ФРАГМЕНТ ТЕКСТА
>>>>>
V. Моральные проблемы наших дней
V. Моральные проблемы наших дней
Пока в государствах не будут царствовать философы, либо так называемые нынешние цари и владыки не станут благородно и основательно философствовать и это не сольется воедино – государственная власть и философия, и пока не будут в обязательном порядке отстранены те люди – а их много, – которые ныне стремятся порознь либо к власти, либо к философии, до тех пор, дорогой Главкон, государствам не избавиться от зол, да и не станет возможным для рода человеческого и не увидит солнечного света то государственное устройство.
Платон. Государство [136]
Существуют ли какие-то особые моральные проблемы в наши дни? Или моральная проблема едина и одинакова для всех времен и народов? В общем так, и, однако, в каждой культуре существуют свои особые моральные проблемы, обусловленные конкретным общественным устройством, хотя все они лишь разные грани общих моральных проблем человека. Каждая такая грань может быть понята только в связи с основополагающей и общей проблемой человека. В этой заключительной главе я бы хотел остановиться лишь на одной стороне общей проблемы, отчасти потому, что с точки зрения психологии она является решающей, отчасти потому, что мы все время пытаемся уйти от нее, питая иллюзию, что она уже решена: я имею в виду проблему отношения человека к силе и власти.
<<<<<
ИСХОДНЫЕ ДАННЫЕ
>>>>>
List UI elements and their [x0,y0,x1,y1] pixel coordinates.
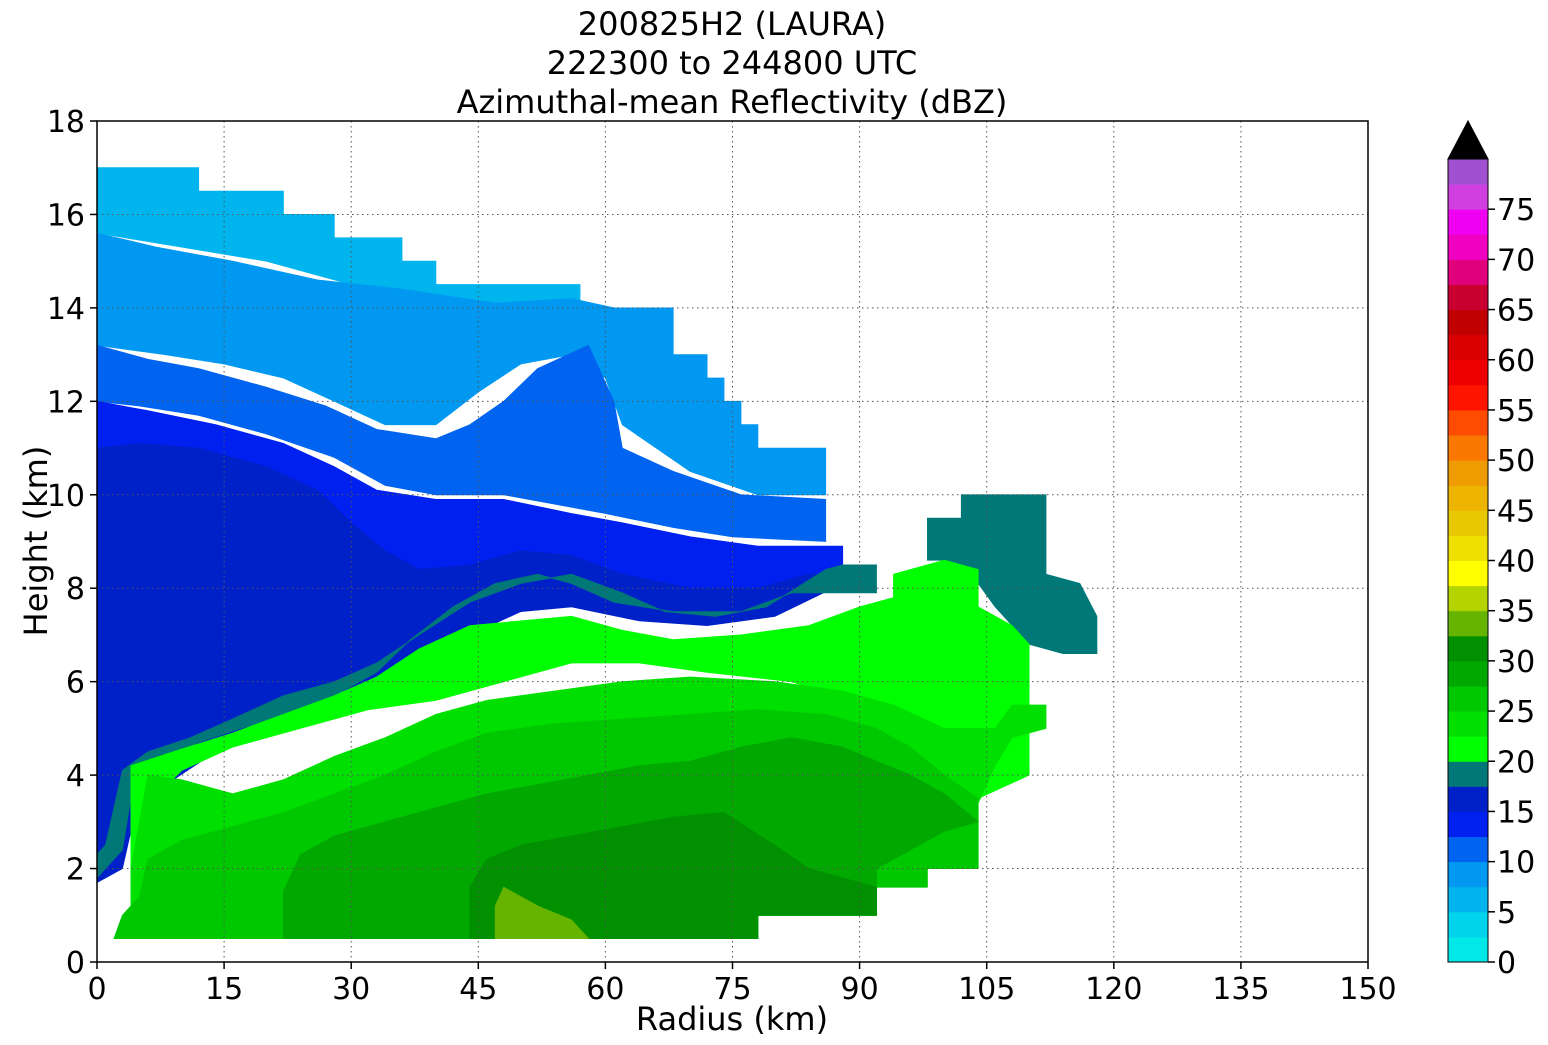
<<<<<
НАБОР ЗАДАНИЙ
[a] Перепишите дословно фрагмент текста от «Платон. Государство [136]» до «силе и власти.».
[b] Переведите на английский язык предложение из фрагмента текста: «Каждая такая грань может быть понята только в связи с основополагающей и общей проблемой человека».

РЕШЕНИЯ ЗАДАЧ
[a]
Платон. Государство [136]
Существуют ли какие-то особые моральные проблемы в наши дни? Или моральная проблема едина и одинакова для всех времен и народов? В общем так, и, однако, в каждой культуре существуют свои особые моральные проблемы, обусловленные конкретным общественным устройством, хотя все они лишь разные грани общих моральных проблем человека. Каждая такая грань может быть понята только в связи с основополагающей и общей проблемой человека. В этой заключительной главе я бы хотел остановиться лишь на одной стороне общей проблемы, отчасти потому, что с точки зрения психологии она является решающей, отчасти потому, что мы все время пытаемся уйти от нее, питая иллюзию, что она уже решена: я имею в виду проблему отношения человека к силе и власти.

[b] Each such facet can be understood only in connection with the fundamental and general problem of man.